> **Exercise task**: Extract every line that contains the string "this".

________________

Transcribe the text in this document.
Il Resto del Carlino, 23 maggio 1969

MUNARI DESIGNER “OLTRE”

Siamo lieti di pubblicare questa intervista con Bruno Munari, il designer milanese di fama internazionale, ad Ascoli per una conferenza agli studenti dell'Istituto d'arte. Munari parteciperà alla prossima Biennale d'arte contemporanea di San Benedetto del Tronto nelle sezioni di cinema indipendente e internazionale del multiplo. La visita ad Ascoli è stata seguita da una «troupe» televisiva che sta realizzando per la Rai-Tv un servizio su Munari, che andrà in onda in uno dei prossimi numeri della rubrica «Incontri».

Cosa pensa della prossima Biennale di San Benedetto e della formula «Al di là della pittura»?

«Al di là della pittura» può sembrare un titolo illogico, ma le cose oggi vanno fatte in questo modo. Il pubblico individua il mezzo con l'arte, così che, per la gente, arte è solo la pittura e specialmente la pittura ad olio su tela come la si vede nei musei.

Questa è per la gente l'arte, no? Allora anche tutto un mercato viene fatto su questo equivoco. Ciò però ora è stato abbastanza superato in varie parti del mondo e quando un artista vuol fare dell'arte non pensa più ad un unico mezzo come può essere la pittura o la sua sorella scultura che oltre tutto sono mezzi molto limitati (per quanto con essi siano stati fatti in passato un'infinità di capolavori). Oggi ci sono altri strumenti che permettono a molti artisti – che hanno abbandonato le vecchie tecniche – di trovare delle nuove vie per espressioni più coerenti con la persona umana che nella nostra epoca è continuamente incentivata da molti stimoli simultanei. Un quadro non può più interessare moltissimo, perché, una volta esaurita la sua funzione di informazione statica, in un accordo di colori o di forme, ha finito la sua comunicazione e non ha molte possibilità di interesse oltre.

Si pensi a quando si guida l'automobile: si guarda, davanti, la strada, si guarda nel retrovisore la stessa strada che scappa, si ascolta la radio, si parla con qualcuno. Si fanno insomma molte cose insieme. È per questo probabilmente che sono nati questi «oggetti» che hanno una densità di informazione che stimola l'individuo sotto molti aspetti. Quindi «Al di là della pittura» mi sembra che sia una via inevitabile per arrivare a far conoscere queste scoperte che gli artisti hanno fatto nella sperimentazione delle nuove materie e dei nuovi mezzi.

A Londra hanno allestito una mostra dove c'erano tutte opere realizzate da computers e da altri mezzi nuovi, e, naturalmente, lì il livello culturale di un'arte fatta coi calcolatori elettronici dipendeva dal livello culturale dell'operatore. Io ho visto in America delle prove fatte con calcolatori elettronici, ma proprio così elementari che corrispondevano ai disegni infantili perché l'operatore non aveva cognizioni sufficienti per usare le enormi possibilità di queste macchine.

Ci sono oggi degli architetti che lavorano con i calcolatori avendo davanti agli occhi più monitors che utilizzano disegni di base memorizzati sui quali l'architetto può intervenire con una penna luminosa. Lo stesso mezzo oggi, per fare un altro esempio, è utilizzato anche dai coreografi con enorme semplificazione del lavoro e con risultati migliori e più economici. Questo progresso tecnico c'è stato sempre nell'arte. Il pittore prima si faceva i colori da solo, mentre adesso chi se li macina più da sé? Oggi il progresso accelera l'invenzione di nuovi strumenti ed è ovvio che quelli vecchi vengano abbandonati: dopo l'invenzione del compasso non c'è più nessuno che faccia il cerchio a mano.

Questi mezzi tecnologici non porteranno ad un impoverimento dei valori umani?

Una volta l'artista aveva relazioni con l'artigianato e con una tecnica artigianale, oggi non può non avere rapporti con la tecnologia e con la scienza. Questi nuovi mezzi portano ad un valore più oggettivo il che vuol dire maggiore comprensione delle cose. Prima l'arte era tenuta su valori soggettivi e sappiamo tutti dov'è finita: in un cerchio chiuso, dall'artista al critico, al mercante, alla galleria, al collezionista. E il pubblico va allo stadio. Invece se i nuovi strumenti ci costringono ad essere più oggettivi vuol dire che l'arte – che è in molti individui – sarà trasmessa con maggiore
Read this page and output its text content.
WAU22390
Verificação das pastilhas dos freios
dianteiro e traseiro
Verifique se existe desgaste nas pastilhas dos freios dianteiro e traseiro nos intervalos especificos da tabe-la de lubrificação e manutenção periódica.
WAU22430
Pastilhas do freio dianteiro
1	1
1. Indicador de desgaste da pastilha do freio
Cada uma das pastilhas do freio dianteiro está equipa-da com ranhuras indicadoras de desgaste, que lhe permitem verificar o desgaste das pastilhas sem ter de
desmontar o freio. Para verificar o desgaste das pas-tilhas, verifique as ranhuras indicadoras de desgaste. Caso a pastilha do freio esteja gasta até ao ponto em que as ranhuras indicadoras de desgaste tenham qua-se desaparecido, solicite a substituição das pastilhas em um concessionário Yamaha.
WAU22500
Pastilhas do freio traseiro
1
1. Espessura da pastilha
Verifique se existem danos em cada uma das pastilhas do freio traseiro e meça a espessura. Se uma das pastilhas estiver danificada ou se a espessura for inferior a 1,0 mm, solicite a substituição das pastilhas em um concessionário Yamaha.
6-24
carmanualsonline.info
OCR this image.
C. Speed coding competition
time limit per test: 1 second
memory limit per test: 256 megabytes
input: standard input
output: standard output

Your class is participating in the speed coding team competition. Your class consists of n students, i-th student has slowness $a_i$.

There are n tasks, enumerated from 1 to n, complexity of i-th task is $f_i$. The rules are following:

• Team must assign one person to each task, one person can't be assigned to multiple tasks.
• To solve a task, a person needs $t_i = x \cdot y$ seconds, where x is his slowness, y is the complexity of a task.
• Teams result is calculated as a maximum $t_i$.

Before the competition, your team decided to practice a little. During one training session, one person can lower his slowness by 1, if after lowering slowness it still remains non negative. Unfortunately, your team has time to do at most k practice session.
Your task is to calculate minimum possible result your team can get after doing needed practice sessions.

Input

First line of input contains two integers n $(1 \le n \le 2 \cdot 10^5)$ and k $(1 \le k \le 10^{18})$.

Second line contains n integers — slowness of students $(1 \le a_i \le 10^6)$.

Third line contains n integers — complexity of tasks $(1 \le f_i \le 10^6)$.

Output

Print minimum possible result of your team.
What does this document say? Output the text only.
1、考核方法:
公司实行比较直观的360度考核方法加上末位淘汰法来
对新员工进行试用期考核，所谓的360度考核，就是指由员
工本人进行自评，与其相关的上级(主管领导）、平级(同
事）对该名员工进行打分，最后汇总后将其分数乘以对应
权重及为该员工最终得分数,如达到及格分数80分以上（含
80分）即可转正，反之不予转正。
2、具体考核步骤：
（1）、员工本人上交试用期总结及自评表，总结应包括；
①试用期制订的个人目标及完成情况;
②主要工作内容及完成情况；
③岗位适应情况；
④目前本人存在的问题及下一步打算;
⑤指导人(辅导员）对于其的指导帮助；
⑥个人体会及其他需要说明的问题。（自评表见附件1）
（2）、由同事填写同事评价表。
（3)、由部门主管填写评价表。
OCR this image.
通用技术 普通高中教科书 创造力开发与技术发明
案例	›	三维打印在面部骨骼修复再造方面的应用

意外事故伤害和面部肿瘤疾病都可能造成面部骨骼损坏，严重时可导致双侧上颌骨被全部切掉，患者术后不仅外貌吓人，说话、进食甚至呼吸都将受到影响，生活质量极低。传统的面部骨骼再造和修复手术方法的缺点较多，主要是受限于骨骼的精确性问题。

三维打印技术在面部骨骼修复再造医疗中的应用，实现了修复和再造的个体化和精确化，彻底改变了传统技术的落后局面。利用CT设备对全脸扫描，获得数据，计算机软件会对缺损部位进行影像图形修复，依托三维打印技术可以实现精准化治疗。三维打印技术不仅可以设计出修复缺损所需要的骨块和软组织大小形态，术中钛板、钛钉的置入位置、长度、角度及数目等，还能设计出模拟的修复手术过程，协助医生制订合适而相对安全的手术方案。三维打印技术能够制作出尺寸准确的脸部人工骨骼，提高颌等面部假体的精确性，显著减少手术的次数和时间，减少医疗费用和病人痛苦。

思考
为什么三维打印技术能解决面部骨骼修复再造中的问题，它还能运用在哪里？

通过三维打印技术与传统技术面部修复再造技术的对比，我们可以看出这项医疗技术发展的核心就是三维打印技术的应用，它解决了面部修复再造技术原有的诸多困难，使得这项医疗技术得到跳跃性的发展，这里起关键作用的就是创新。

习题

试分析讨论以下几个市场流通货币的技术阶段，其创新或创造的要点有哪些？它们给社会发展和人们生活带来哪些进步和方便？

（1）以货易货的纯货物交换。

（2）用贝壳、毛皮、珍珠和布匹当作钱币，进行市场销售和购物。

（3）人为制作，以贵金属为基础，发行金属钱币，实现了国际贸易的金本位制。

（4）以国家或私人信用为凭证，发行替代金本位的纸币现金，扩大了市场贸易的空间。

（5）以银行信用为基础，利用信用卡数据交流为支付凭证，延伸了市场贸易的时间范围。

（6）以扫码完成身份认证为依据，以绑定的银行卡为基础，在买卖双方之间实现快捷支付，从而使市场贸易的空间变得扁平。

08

________________

> **The completed task**:
Transcribe the text in this document.
Read this page and output its text content.
OCR this image.
What does this document say? Output the text only.
OCR this image.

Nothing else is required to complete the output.